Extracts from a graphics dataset
- - - - - - -
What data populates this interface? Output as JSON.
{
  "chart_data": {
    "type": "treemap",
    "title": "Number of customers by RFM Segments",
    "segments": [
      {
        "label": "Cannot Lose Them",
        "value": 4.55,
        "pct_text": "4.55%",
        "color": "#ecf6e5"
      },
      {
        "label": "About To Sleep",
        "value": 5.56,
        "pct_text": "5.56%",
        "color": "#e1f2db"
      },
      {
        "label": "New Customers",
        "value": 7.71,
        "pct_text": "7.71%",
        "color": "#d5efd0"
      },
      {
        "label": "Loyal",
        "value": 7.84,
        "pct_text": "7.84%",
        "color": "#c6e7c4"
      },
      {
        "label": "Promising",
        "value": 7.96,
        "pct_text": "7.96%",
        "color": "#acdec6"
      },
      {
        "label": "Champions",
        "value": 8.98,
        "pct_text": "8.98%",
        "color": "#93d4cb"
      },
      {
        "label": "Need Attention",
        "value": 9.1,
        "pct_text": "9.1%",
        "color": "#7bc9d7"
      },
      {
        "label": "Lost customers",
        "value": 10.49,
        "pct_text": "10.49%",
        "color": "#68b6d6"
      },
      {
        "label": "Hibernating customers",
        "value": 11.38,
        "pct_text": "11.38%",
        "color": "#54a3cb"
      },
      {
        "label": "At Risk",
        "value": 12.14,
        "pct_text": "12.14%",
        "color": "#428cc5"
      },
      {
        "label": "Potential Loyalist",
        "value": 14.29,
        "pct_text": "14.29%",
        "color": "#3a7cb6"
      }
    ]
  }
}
- - - - - - -
◆ **AIM OF THE TASK**: Output all of the data again, exactly.

◆ **SOLVED EXERCISE**:
What data populates this interface? Output as JSON.
{
  "chart_data": {
    "type": "treemap",
    "title": "Number of customers by RFM Segments",
    "segments": [
      {
        "label": "Cannot Lose Them",
        "value": 4.55,
        "pct_text": "4.55%",
        "color": "#ecf6e5"
      },
      {
        "label": "About To Sleep",
        "value": 5.56,
        "pct_text": "5.56%",
        "color": "#e1f2db"
      },
      {
        "label": "New Customers",
        "value": 7.71,
        "pct_text": "7.71%",
        "color": "#d5efd0"
      },
      {
        "label": "Loyal",
        "value": 7.84,
        "pct_text": "7.84%",
        "color": "#c6e7c4"
      },
      {
        "label": "Promising",
        "value": 7.96,
        "pct_text": "7.96%",
        "color": "#acdec6"
      },
      {
        "label": "Champions",
        "value": 8.98,
        "pct_text": "8.98%",
        "color": "#93d4cb"
      },
      {
        "label": "Need Attention",
        "value": 9.1,
        "pct_text": "9.1%",
        "color": "#7bc9d7"
      },
      {
        "label": "Lost customers",
        "value": 10.49,
        "pct_text": "10.49%",
        "color": "#68b6d6"
      },
      {
        "label": "Hibernating customers",
        "value": 11.38,
        "pct_text": "11.38%",
        "color": "#54a3cb"
      },
      {
        "label": "At Risk",
        "value": 12.14,
        "pct_text": "12.14%",
        "color": "#428cc5"
      },
      {
        "label": "Potential Loyalist",
        "value": 14.29,
        "pct_text": "14.29%",
        "color": "#3a7cb6"
      }
    ]
  }
}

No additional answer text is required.